## 任务目标
请将下面清单中的每一行整理为 JSON 字符串列表，每行对应一个字符串，空行不计入。

## 所给清单

'''

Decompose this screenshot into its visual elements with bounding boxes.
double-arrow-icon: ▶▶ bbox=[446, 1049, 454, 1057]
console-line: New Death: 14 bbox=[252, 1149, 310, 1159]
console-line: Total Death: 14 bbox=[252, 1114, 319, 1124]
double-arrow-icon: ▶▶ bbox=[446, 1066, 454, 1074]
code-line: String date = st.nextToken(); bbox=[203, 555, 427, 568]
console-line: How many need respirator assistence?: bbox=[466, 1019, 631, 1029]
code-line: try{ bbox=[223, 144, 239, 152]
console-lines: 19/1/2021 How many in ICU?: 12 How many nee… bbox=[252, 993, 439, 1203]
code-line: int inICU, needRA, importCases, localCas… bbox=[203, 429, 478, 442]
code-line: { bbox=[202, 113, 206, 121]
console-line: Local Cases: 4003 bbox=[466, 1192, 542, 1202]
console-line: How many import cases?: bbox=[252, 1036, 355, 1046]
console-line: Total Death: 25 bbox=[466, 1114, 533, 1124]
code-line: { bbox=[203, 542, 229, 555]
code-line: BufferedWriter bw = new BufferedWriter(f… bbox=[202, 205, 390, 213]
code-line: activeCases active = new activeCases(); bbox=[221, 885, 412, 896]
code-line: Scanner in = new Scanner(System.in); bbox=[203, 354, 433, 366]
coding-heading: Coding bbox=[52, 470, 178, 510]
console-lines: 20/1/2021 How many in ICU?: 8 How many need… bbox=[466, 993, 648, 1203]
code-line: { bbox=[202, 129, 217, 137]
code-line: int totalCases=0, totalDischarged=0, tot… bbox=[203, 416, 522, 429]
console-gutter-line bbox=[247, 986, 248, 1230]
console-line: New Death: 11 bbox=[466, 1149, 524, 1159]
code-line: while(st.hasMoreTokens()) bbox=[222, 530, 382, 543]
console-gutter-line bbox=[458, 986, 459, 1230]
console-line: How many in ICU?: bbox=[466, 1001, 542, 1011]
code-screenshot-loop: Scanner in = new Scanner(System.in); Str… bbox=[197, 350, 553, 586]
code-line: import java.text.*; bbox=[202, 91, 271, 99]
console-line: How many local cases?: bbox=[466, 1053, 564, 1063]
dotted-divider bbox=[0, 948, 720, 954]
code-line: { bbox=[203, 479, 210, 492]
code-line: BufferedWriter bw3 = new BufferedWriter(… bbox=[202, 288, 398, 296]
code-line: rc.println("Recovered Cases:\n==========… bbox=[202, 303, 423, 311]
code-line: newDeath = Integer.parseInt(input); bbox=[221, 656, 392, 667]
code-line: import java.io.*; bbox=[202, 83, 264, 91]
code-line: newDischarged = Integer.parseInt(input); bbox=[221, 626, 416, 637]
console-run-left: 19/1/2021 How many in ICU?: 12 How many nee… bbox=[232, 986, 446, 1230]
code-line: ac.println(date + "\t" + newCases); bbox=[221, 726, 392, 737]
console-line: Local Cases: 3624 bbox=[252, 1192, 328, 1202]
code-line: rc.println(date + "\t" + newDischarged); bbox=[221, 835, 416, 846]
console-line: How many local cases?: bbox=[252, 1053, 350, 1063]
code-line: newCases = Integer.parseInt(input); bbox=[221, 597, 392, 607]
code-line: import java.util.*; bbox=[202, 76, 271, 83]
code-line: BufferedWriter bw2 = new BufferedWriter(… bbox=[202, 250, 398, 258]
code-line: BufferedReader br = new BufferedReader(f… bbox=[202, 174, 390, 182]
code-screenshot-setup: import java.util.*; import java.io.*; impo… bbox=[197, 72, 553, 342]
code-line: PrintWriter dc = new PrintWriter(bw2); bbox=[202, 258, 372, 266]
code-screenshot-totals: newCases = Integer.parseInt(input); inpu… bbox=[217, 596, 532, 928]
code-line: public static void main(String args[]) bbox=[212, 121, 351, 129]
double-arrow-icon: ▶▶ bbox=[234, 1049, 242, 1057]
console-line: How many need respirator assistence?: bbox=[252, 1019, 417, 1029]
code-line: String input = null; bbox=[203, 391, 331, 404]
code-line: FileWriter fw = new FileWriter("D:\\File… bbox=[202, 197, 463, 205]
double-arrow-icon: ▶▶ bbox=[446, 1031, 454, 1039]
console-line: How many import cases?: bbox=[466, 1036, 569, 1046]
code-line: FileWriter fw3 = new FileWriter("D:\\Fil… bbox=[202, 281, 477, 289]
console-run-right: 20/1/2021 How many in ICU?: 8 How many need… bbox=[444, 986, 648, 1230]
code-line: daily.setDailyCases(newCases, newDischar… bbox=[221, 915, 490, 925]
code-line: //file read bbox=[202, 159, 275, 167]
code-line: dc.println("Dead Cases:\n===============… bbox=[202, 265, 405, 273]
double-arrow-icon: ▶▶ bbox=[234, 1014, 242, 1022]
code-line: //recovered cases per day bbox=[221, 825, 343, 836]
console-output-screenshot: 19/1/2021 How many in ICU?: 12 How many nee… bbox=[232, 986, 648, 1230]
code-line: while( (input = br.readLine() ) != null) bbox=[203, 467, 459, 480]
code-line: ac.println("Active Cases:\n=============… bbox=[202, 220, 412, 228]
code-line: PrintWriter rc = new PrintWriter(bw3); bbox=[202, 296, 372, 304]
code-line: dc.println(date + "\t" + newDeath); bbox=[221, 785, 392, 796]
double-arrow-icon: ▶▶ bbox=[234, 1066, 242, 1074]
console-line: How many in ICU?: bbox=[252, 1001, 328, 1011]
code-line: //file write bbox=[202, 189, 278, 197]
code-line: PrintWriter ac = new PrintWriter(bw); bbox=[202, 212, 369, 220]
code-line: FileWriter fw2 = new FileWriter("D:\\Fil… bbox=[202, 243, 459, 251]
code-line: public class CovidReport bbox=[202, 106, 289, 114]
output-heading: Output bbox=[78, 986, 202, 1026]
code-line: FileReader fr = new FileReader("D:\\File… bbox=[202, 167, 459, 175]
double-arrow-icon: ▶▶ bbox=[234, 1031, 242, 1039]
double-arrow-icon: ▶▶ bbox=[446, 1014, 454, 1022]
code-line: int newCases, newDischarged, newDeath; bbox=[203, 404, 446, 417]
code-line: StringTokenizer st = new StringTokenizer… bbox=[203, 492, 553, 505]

'''

## 本题答案
[
  "Decompose this screenshot into its visual elements with bounding boxes.",
  "double-arrow-icon: ▶▶ bbox=[446, 1049, 454, 1057]",
  "console-line: New Death: 14 bbox=[252, 1149, 310, 1159]",
  "console-line: Total Death: 14 bbox=[252, 1114, 319, 1124]",
  "double-arrow-icon: ▶▶ bbox=[446, 1066, 454, 1074]",
  "code-line: String date = st.nextToken(); bbox=[203, 555, 427, 568]",
  "console-line: How many need respirator assistence?: bbox=[466, 1019, 631, 1029]",
  "code-line: try{ bbox=[223, 144, 239, 152]",
  "console-lines: 19/1/2021 How many in ICU?: 12 How many nee… bbox=[252, 993, 439, 1203]",
  "code-line: int inICU, needRA, importCases, localCas… bbox=[203, 429, 478, 442]",
  "code-line: { bbox=[202, 113, 206, 121]",
  "console-line: Local Cases: 4003 bbox=[466, 1192, 542, 1202]",
  "console-line: How many import cases?: bbox=[252, 1036, 355, 1046]",
  "console-line: Total Death: 25 bbox=[466, 1114, 533, 1124]",
  "code-line: { bbox=[203, 542, 229, 555]",
  "code-line: BufferedWriter bw = new BufferedWriter(f… bbox=[202, 205, 390, 213]",
  "code-line: activeCases active = new activeCases(); bbox=[221, 885, 412, 896]",
  "code-line: Scanner in = new Scanner(System.in); bbox=[203, 354, 433, 366]",
  "coding-heading: Coding bbox=[52, 470, 178, 510]",
  "console-lines: 20/1/2021 How many in ICU?: 8 How many need… bbox=[466, 993, 648, 1203]",
  "code-line: { bbox=[202, 129, 217, 137]",
  "code-line: int totalCases=0, totalDischarged=0, tot… bbox=[203, 416, 522, 429]",
  "console-gutter-line bbox=[247, 986, 248, 1230]",
  "console-line: New Death: 11 bbox=[466, 1149, 524, 1159]",
  "code-line: while(st.hasMoreTokens()) bbox=[222, 530, 382, 543]",
  "console-gutter-line bbox=[458, 986, 459, 1230]",
  "console-line: How many in ICU?: bbox=[466, 1001, 542, 1011]",
  "code-screenshot-loop: Scanner in = new Scanner(System.in); Str… bbox=[197, 350, 553, 586]",
  "code-line: import java.text.*; bbox=[202, 91, 271, 99]",
  "console-line: How many local cases?: bbox=[466, 1053, 564, 1063]",
  "dotted-divider bbox=[0, 948, 720, 954]",
  "code-line: { bbox=[203, 479, 210, 492]",
  "code-line: BufferedWriter bw3 = new BufferedWriter(… bbox=[202, 288, 398, 296]",
  "code-line: rc.println(\"Recovered Cases:\\n==========… bbox=[202, 303, 423, 311]",
  "code-line: newDeath = Integer.parseInt(input); bbox=[221, 656, 392, 667]",
  "code-line: import java.io.*; bbox=[202, 83, 264, 91]",
  "code-line: newDischarged = Integer.parseInt(input); bbox=[221, 626, 416, 637]",
  "console-run-left: 19/1/2021 How many in ICU?: 12 How many nee… bbox=[232, 986, 446, 1230]",
  "code-line: ac.println(date + \"\\t\" + newCases); bbox=[221, 726, 392, 737]",
  "console-line: Local Cases: 3624 bbox=[252, 1192, 328, 1202]",
  "code-line: rc.println(date + \"\\t\" + newDischarged); bbox=[221, 835, 416, 846]",
  "console-line: How many local cases?: bbox=[252, 1053, 350, 1063]",
  "code-line: newCases = Integer.parseInt(input); bbox=[221, 597, 392, 607]",
  "code-line: import java.util.*; bbox=[202, 76, 271, 83]",
  "code-line: BufferedWriter bw2 = new BufferedWriter(… bbox=[202, 250, 398, 258]",
  "code-line: BufferedReader br = new BufferedReader(f… bbox=[202, 174, 390, 182]",
  "code-screenshot-setup: import java.util.*; import java.io.*; impo… bbox=[197, 72, 553, 342]",
  "code-line: PrintWriter dc = new PrintWriter(bw2); bbox=[202, 258, 372, 266]",
  "code-screenshot-totals: newCases = Integer.parseInt(input); inpu… bbox=[217, 596, 532, 928]",
  "code-line: public static void main(String args[]) bbox=[212, 121, 351, 129]",
  "double-arrow-icon: ▶▶ bbox=[234, 1049, 242, 1057]",
  "console-line: How many need respirator assistence?: bbox=[252, 1019, 417, 1029]",
  "code-line: String input = null; bbox=[203, 391, 331, 404]",
  "code-line: FileWriter fw = new FileWriter(\"D:\\\\File… bbox=[202, 197, 463, 205]",
  "double-arrow-icon: ▶▶ bbox=[446, 1031, 454, 1039]",
  "console-line: How many import cases?: bbox=[466, 1036, 569, 1046]",
  "code-line: FileWriter fw3 = new FileWriter(\"D:\\\\Fil… bbox=[202, 281, 477, 289]",
  "console-run-right: 20/1/2021 How many in ICU?: 8 How many need… bbox=[444, 986, 648, 1230]",
  "code-line: daily.setDailyCases(newCases, newDischar… bbox=[221, 915, 490, 925]",
  "code-line: //file read bbox=[202, 159, 275, 167]",
  "code-line: dc.println(\"Dead Cases:\\n===============… bbox=[202, 265, 405, 273]",
  "double-arrow-icon: ▶▶ bbox=[234, 1014, 242, 1022]",
  "code-line: //recovered cases per day bbox=[221, 825, 343, 836]",
  "console-output-screenshot: 19/1/2021 How many in ICU?: 12 How many nee… bbox=[232, 986, 648, 1230]",
  "code-line: while( (input = br.readLine() ) != null) bbox=[203, 467, 459, 480]",
  "code-line: ac.println(\"Active Cases:\\n=============… bbox=[202, 220, 412, 228]",
  "code-line: PrintWriter rc = new PrintWriter(bw3); bbox=[202, 296, 372, 304]",
  "code-line: dc.println(date + \"\\t\" + newDeath); bbox=[221, 785, 392, 796]",
  "double-arrow-icon: ▶▶ bbox=[234, 1066, 242, 1074]",
  "console-line: How many in ICU?: bbox=[252, 1001, 328, 1011]",
  "code-line: //file write bbox=[202, 189, 278, 197]",
  "code-line: PrintWriter ac = new PrintWriter(bw); bbox=[202, 212, 369, 220]",
  "code-line: FileWriter fw2 = new FileWriter(\"D:\\\\Fil… bbox=[202, 243, 459, 251]",
  "code-line: public class CovidReport bbox=[202, 106, 289, 114]",
  "output-heading: Output bbox=[78, 986, 202, 1026]",
  "code-line: FileReader fr = new FileReader(\"D:\\\\File… bbox=[202, 167, 459, 175]",
  "double-arrow-icon: ▶▶ bbox=[234, 1031, 242, 1039]",
  "double-arrow-icon: ▶▶ bbox=[446, 1014, 454, 1022]",
  "code-line: int newCases, newDischarged, newDeath; bbox=[203, 404, 446, 417]",
  "code-line: StringTokenizer st = new StringTokenizer… bbox=[203, 492, 553, 505]"
]